**PROBLEM:** Restate every line of the material, word for word.

**MATERIAL SHOWN:**

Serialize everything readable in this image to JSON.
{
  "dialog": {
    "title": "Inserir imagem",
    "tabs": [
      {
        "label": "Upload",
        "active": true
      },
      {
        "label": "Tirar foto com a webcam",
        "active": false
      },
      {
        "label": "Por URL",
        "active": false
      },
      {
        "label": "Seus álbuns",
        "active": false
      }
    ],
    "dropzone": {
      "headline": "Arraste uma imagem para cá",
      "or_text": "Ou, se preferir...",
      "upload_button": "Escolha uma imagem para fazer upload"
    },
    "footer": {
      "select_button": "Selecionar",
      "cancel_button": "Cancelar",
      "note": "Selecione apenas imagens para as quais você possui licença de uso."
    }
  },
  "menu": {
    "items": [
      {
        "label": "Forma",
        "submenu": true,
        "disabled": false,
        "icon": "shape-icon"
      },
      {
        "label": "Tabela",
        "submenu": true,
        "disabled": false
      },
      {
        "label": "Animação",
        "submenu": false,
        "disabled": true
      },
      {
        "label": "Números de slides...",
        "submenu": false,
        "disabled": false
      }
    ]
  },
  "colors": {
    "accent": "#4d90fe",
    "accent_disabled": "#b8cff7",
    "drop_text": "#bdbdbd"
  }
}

**REPLY:**
Serialize everything readable in this image to JSON.
{
  "dialog": {
    "title": "Inserir imagem",
    "tabs": [
      {
        "label": "Upload",
        "active": true
      },
      {
        "label": "Tirar foto com a webcam",
        "active": false
      },
      {
        "label": "Por URL",
        "active": false
      },
      {
        "label": "Seus álbuns",
        "active": false
      }
    ],
    "dropzone": {
      "headline": "Arraste uma imagem para cá",
      "or_text": "Ou, se preferir...",
      "upload_button": "Escolha uma imagem para fazer upload"
    },
    "footer": {
      "select_button": "Selecionar",
      "cancel_button": "Cancelar",
      "note": "Selecione apenas imagens para as quais você possui licença de uso."
    }
  },
  "menu": {
    "items": [
      {
        "label": "Forma",
        "submenu": true,
        "disabled": false,
        "icon": "shape-icon"
      },
      {
        "label": "Tabela",
        "submenu": true,
        "disabled": false
      },
      {
        "label": "Animação",
        "submenu": false,
        "disabled": true
      },
      {
        "label": "Números de slides...",
        "submenu": false,
        "disabled": false
      }
    ]
  },
  "colors": {
    "accent": "#4d90fe",
    "accent_disabled": "#b8cff7",
    "drop_text": "#bdbdbd"
  }
}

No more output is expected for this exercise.